Record excerpts

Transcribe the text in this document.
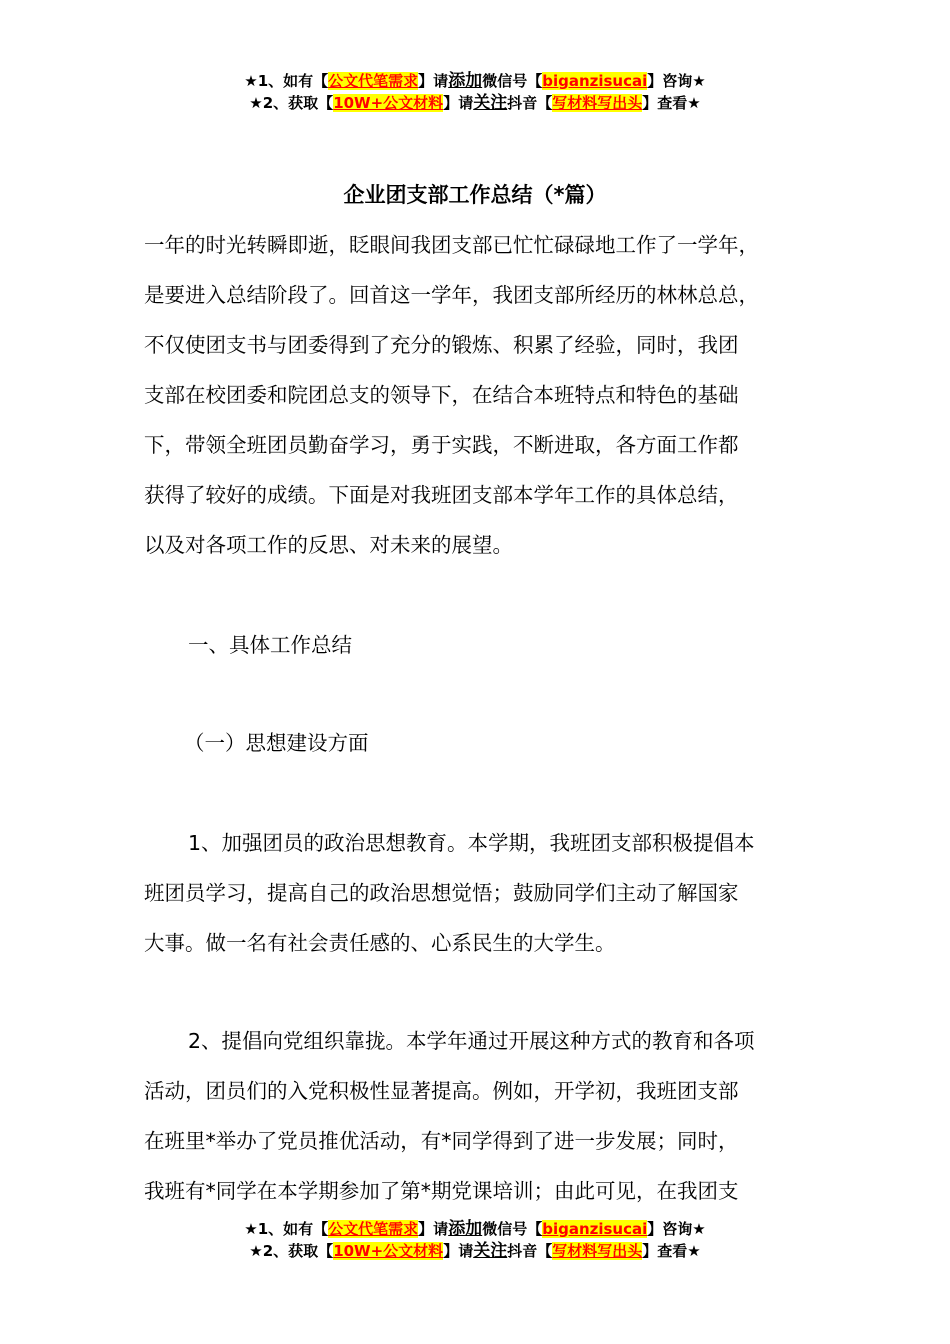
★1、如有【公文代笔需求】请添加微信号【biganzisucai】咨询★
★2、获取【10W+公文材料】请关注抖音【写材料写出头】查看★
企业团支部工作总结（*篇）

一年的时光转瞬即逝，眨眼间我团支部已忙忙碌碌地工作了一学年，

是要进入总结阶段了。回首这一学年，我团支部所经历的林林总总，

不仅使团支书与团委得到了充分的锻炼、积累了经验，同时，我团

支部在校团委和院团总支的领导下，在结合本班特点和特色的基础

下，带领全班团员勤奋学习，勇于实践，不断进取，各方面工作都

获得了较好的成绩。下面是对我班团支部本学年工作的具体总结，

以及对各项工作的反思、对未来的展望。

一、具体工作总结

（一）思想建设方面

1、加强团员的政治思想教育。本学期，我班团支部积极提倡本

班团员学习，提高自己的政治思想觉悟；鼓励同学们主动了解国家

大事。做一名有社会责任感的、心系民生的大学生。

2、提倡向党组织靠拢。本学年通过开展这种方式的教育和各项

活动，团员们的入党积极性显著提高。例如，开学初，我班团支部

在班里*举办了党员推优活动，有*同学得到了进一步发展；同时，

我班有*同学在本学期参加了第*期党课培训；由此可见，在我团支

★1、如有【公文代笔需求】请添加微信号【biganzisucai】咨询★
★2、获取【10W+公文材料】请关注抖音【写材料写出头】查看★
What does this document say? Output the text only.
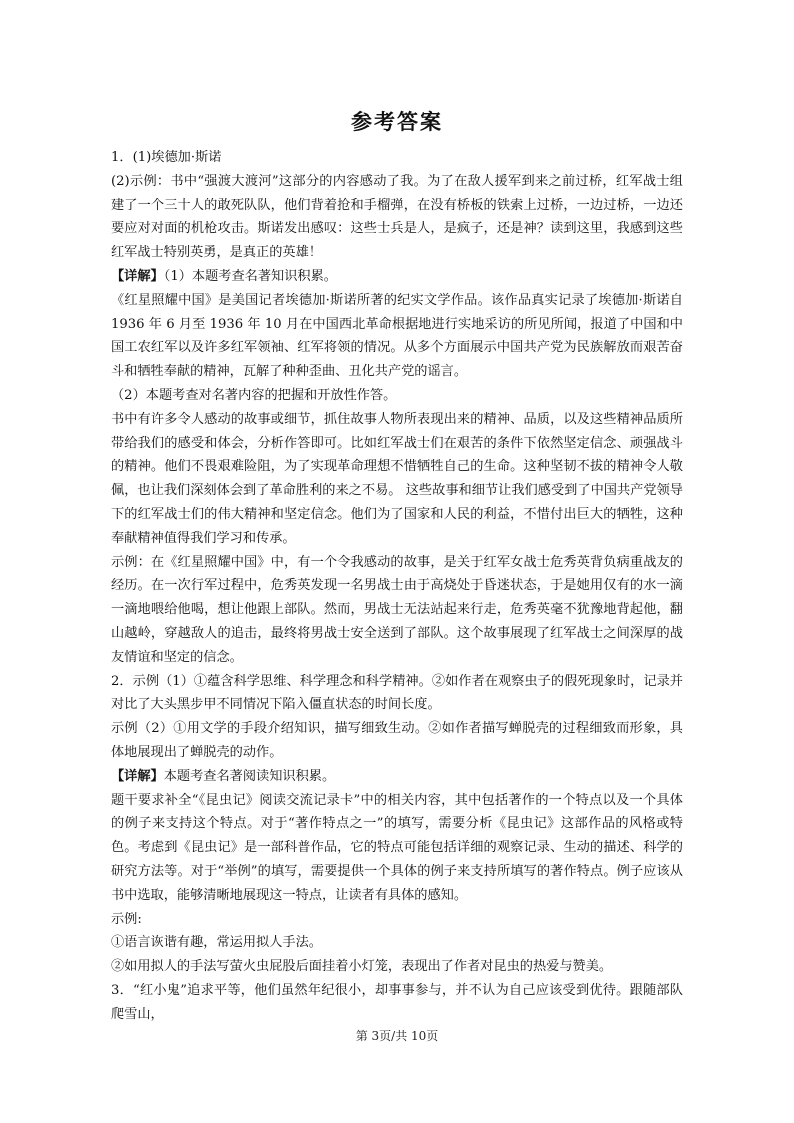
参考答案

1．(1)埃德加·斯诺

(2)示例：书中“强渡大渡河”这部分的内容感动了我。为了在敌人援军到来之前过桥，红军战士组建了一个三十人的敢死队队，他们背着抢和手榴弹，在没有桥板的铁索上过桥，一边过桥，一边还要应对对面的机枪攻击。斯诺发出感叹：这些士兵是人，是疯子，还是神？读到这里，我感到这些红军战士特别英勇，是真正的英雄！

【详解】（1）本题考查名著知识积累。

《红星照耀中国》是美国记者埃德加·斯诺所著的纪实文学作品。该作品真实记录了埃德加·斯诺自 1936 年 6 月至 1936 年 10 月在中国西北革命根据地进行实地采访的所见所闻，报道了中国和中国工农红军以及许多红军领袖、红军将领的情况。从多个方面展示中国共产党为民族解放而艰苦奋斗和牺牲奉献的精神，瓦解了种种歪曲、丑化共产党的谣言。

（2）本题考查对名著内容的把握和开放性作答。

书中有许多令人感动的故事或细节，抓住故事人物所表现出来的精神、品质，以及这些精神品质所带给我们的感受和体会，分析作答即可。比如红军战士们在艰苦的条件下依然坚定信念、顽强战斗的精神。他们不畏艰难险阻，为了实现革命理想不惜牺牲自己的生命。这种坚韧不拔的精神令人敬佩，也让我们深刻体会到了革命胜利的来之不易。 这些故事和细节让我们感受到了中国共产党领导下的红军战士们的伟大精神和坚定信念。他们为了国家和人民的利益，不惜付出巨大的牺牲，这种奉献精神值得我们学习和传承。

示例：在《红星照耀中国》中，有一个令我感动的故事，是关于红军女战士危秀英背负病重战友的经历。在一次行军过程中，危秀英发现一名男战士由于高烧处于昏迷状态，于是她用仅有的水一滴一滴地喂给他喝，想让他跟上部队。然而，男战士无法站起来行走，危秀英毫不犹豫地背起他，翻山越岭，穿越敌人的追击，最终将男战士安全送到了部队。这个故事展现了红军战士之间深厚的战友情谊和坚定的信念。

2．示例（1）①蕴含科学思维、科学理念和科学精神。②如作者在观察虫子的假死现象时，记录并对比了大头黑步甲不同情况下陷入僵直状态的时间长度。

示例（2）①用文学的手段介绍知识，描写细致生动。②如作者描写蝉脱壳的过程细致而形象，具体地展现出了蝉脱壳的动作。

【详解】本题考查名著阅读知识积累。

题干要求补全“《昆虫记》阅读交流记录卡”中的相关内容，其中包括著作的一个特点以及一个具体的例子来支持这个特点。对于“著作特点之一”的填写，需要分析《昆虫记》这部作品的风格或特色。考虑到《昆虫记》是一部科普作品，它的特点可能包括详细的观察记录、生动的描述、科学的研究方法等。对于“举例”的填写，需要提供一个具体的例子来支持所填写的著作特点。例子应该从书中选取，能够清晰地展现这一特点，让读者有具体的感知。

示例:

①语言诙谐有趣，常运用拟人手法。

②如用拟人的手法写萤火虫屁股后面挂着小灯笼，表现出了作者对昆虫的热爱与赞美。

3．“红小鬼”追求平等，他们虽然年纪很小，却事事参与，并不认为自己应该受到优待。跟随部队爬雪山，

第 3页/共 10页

--

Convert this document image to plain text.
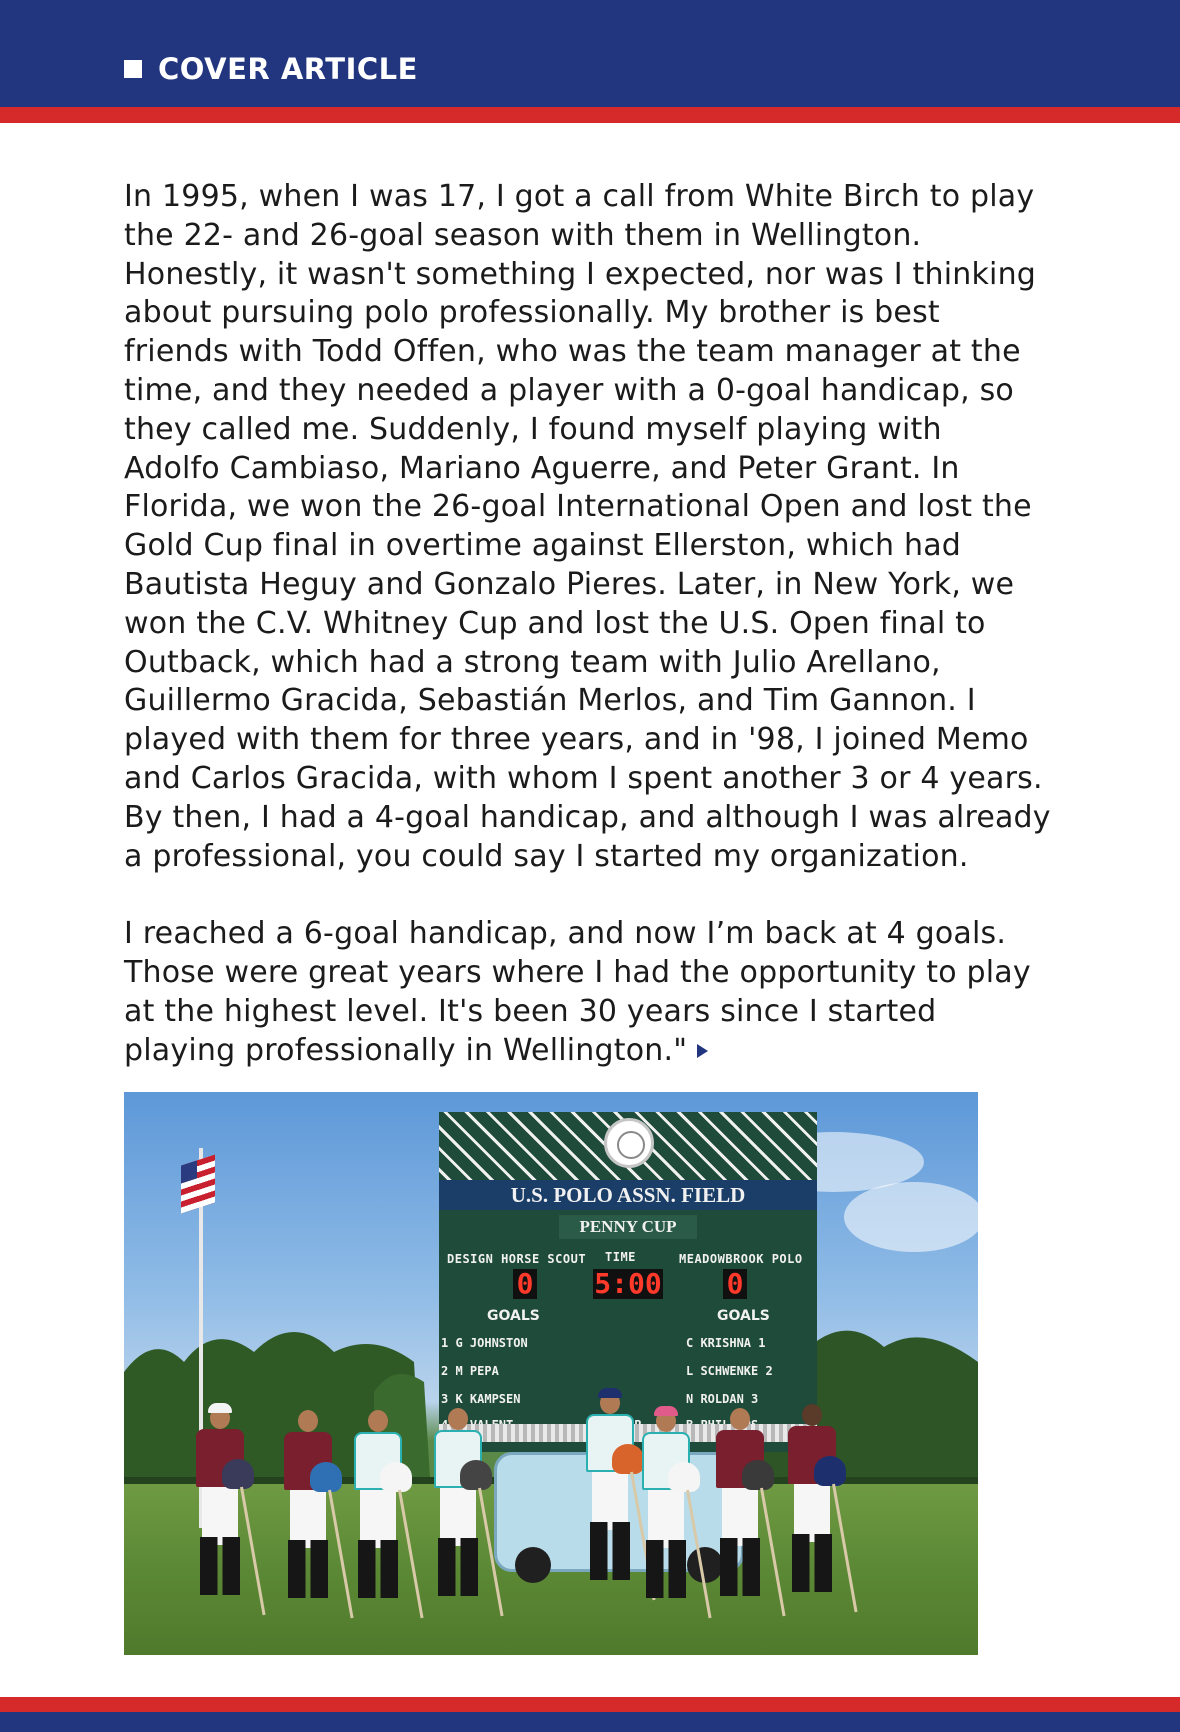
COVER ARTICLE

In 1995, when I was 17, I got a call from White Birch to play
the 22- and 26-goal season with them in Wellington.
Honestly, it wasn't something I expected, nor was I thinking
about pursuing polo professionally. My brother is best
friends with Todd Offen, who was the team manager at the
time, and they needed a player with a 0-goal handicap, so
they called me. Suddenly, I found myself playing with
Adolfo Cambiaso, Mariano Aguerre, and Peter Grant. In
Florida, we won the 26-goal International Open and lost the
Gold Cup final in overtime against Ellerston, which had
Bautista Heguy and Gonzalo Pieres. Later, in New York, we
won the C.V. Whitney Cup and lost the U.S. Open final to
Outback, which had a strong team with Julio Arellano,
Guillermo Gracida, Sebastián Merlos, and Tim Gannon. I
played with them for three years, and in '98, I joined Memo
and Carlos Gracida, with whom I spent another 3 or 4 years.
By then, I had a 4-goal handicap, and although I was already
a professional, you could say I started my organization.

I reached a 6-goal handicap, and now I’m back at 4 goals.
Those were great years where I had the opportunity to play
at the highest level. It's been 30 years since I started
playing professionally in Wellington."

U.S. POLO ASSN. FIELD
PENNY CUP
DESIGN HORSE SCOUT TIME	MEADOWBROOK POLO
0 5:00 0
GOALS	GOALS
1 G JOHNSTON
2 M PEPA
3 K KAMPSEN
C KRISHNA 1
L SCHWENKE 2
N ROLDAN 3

Brief
Of the lines in the material, how many contain the word "final"? Reply with the number and nothing else.

Task answer
2